DIRECTIONS FOR THIS TASK: Using the listing below, give the number of lines where "वरमल" appears, and nothing else.

(Raw records)
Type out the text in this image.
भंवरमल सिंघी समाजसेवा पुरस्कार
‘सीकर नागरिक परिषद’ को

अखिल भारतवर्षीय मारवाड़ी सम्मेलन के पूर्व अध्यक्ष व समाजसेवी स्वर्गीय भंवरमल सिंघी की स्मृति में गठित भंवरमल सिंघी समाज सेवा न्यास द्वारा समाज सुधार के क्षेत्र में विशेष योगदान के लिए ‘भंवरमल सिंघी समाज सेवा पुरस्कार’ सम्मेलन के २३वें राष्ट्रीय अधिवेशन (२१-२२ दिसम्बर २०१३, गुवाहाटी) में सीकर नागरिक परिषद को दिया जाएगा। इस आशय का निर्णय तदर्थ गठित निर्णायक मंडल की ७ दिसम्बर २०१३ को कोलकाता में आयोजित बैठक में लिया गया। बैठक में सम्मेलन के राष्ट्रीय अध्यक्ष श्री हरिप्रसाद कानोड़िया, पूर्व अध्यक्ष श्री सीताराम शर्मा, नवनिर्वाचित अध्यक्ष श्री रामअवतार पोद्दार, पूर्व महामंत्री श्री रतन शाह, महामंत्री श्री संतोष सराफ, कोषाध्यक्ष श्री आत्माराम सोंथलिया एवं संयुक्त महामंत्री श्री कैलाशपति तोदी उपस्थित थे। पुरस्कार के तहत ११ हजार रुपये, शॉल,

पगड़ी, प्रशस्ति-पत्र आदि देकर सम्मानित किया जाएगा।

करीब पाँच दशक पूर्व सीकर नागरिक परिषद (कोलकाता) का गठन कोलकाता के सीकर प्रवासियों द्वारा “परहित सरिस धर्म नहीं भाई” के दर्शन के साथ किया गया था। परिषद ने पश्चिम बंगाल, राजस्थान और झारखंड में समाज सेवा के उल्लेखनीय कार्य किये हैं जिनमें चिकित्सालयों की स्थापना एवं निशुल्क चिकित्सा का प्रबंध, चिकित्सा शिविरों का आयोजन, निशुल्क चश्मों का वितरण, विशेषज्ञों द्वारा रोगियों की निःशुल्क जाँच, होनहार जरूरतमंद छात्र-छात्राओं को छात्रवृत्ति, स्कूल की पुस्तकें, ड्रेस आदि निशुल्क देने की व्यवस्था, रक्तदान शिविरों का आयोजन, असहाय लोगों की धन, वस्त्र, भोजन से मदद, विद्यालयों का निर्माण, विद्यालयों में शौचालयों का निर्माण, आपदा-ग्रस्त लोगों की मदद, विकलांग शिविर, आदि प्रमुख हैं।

RESPONSE TO THIS TASK: 2